What is required »
Write out the whole of the material exactly.

Figure record listings:

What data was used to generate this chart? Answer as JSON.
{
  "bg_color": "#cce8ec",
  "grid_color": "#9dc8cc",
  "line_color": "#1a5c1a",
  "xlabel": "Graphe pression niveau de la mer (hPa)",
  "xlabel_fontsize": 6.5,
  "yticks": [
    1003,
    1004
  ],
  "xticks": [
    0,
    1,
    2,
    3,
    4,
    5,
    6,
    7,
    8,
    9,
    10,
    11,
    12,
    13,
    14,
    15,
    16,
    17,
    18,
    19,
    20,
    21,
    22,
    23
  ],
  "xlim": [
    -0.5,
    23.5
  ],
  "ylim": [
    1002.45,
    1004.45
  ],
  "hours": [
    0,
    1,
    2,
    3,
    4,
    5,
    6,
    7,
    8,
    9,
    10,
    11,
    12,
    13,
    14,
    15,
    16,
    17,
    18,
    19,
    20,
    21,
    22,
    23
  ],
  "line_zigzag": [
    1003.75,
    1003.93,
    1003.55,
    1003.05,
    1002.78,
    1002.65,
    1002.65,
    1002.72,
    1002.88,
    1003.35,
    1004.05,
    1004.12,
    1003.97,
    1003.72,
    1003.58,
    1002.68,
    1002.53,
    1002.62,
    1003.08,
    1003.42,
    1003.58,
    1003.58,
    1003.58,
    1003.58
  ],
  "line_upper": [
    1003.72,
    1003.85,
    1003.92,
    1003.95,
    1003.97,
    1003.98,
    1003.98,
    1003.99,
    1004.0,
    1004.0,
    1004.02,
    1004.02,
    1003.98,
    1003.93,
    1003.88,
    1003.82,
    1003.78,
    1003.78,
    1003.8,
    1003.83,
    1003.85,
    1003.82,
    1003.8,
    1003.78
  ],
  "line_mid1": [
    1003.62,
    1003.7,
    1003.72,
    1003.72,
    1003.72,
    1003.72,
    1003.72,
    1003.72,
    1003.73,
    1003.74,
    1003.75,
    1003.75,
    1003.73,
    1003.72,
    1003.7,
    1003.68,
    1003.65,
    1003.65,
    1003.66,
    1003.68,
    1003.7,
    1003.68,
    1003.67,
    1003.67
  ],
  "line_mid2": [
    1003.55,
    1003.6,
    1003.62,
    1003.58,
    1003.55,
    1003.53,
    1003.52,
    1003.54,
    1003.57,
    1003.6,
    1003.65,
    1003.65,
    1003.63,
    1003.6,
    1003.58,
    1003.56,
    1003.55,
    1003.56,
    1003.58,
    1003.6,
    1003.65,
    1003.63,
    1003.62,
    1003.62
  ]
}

Result of this exercise »
What data was used to generate this chart? Answer as JSON.
{
  "bg_color": "#cce8ec",
  "grid_color": "#9dc8cc",
  "line_color": "#1a5c1a",
  "xlabel": "Graphe pression niveau de la mer (hPa)",
  "xlabel_fontsize": 6.5,
  "yticks": [
    1003,
    1004
  ],
  "xticks": [
    0,
    1,
    2,
    3,
    4,
    5,
    6,
    7,
    8,
    9,
    10,
    11,
    12,
    13,
    14,
    15,
    16,
    17,
    18,
    19,
    20,
    21,
    22,
    23
  ],
  "xlim": [
    -0.5,
    23.5
  ],
  "ylim": [
    1002.45,
    1004.45
  ],
  "hours": [
    0,
    1,
    2,
    3,
    4,
    5,
    6,
    7,
    8,
    9,
    10,
    11,
    12,
    13,
    14,
    15,
    16,
    17,
    18,
    19,
    20,
    21,
    22,
    23
  ],
  "line_zigzag": [
    1003.75,
    1003.93,
    1003.55,
    1003.05,
    1002.78,
    1002.65,
    1002.65,
    1002.72,
    1002.88,
    1003.35,
    1004.05,
    1004.12,
    1003.97,
    1003.72,
    1003.58,
    1002.68,
    1002.53,
    1002.62,
    1003.08,
    1003.42,
    1003.58,
    1003.58,
    1003.58,
    1003.58
  ],
  "line_upper": [
    1003.72,
    1003.85,
    1003.92,
    1003.95,
    1003.97,
    1003.98,
    1003.98,
    1003.99,
    1004.0,
    1004.0,
    1004.02,
    1004.02,
    1003.98,
    1003.93,
    1003.88,
    1003.82,
    1003.78,
    1003.78,
    1003.8,
    1003.83,
    1003.85,
    1003.82,
    1003.8,
    1003.78
  ],
  "line_mid1": [
    1003.62,
    1003.7,
    1003.72,
    1003.72,
    1003.72,
    1003.72,
    1003.72,
    1003.72,
    1003.73,
    1003.74,
    1003.75,
    1003.75,
    1003.73,
    1003.72,
    1003.7,
    1003.68,
    1003.65,
    1003.65,
    1003.66,
    1003.68,
    1003.7,
    1003.68,
    1003.67,
    1003.67
  ],
  "line_mid2": [
    1003.55,
    1003.6,
    1003.62,
    1003.58,
    1003.55,
    1003.53,
    1003.52,
    1003.54,
    1003.57,
    1003.6,
    1003.65,
    1003.65,
    1003.63,
    1003.6,
    1003.58,
    1003.56,
    1003.55,
    1003.56,
    1003.58,
    1003.6,
    1003.65,
    1003.63,
    1003.62,
    1003.62
  ]
}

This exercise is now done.